━━━━━ DATA FOR THIS TASK ━━━━━

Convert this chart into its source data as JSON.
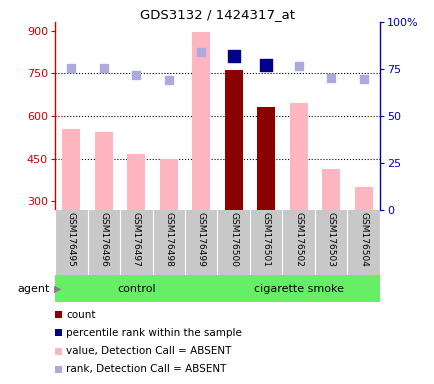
{
  "title": "GDS3132 / 1424317_at",
  "samples": [
    "GSM176495",
    "GSM176496",
    "GSM176497",
    "GSM176498",
    "GSM176499",
    "GSM176500",
    "GSM176501",
    "GSM176502",
    "GSM176503",
    "GSM176504"
  ],
  "n_control": 5,
  "n_smoke": 5,
  "bar_values": [
    555,
    545,
    465,
    450,
    895,
    760,
    630,
    645,
    415,
    350
  ],
  "bar_colors": [
    "#FFB6C1",
    "#FFB6C1",
    "#FFB6C1",
    "#FFB6C1",
    "#FFB6C1",
    "#8B0000",
    "#8B0000",
    "#FFB6C1",
    "#FFB6C1",
    "#FFB6C1"
  ],
  "rank_values_left": [
    770,
    770,
    745,
    725,
    825,
    810,
    780,
    775,
    735,
    730
  ],
  "rank_colors": [
    "#AAAADD",
    "#AAAADD",
    "#AAAADD",
    "#AAAADD",
    "#AAAADD",
    "#00008B",
    "#00008B",
    "#AAAADD",
    "#AAAADD",
    "#AAAADD"
  ],
  "rank_marker_sizes": [
    36,
    36,
    36,
    36,
    36,
    64,
    64,
    36,
    36,
    36
  ],
  "ylim_left": [
    270,
    930
  ],
  "ylim_right": [
    0,
    100
  ],
  "yticks_left": [
    300,
    450,
    600,
    750,
    900
  ],
  "yticks_right": [
    0,
    25,
    50,
    75,
    100
  ],
  "hlines": [
    450,
    600,
    750
  ],
  "ylabel_left_color": "#CC0000",
  "ylabel_right_color": "#0000BB",
  "agent_label": "agent",
  "control_label": "control",
  "smoke_label": "cigarette smoke",
  "legend_items": [
    {
      "color": "#8B0000",
      "label": "count"
    },
    {
      "color": "#00008B",
      "label": "percentile rank within the sample"
    },
    {
      "color": "#FFB6C1",
      "label": "value, Detection Call = ABSENT"
    },
    {
      "color": "#AAAADD",
      "label": "rank, Detection Call = ABSENT"
    }
  ],
  "bar_width": 0.55,
  "green_bg": "#66EE66",
  "tick_area_bg": "#C8C8C8",
  "plot_bg": "#FFFFFF",
  "plot_border_color": "#000000"
}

━━━━━

Word for word, quote the lines above. Omit the pictures.

Convert this chart into its source data as JSON.
{
  "title": "GDS3132 / 1424317_at",
  "samples": [
    "GSM176495",
    "GSM176496",
    "GSM176497",
    "GSM176498",
    "GSM176499",
    "GSM176500",
    "GSM176501",
    "GSM176502",
    "GSM176503",
    "GSM176504"
  ],
  "n_control": 5,
  "n_smoke": 5,
  "bar_values": [
    555,
    545,
    465,
    450,
    895,
    760,
    630,
    645,
    415,
    350
  ],
  "bar_colors": [
    "#FFB6C1",
    "#FFB6C1",
    "#FFB6C1",
    "#FFB6C1",
    "#FFB6C1",
    "#8B0000",
    "#8B0000",
    "#FFB6C1",
    "#FFB6C1",
    "#FFB6C1"
  ],
  "rank_values_left": [
    770,
    770,
    745,
    725,
    825,
    810,
    780,
    775,
    735,
    730
  ],
  "rank_colors": [
    "#AAAADD",
    "#AAAADD",
    "#AAAADD",
    "#AAAADD",
    "#AAAADD",
    "#00008B",
    "#00008B",
    "#AAAADD",
    "#AAAADD",
    "#AAAADD"
  ],
  "rank_marker_sizes": [
    36,
    36,
    36,
    36,
    36,
    64,
    64,
    36,
    36,
    36
  ],
  "ylim_left": [
    270,
    930
  ],
  "ylim_right": [
    0,
    100
  ],
  "yticks_left": [
    300,
    450,
    600,
    750,
    900
  ],
  "yticks_right": [
    0,
    25,
    50,
    75,
    100
  ],
  "hlines": [
    450,
    600,
    750
  ],
  "ylabel_left_color": "#CC0000",
  "ylabel_right_color": "#0000BB",
  "agent_label": "agent",
  "control_label": "control",
  "smoke_label": "cigarette smoke",
  "legend_items": [
    {
      "color": "#8B0000",
      "label": "count"
    },
    {
      "color": "#00008B",
      "label": "percentile rank within the sample"
    },
    {
      "color": "#FFB6C1",
      "label": "value, Detection Call = ABSENT"
    },
    {
      "color": "#AAAADD",
      "label": "rank, Detection Call = ABSENT"
    }
  ],
  "bar_width": 0.55,
  "green_bg": "#66EE66",
  "tick_area_bg": "#C8C8C8",
  "plot_bg": "#FFFFFF",
  "plot_border_color": "#000000"
}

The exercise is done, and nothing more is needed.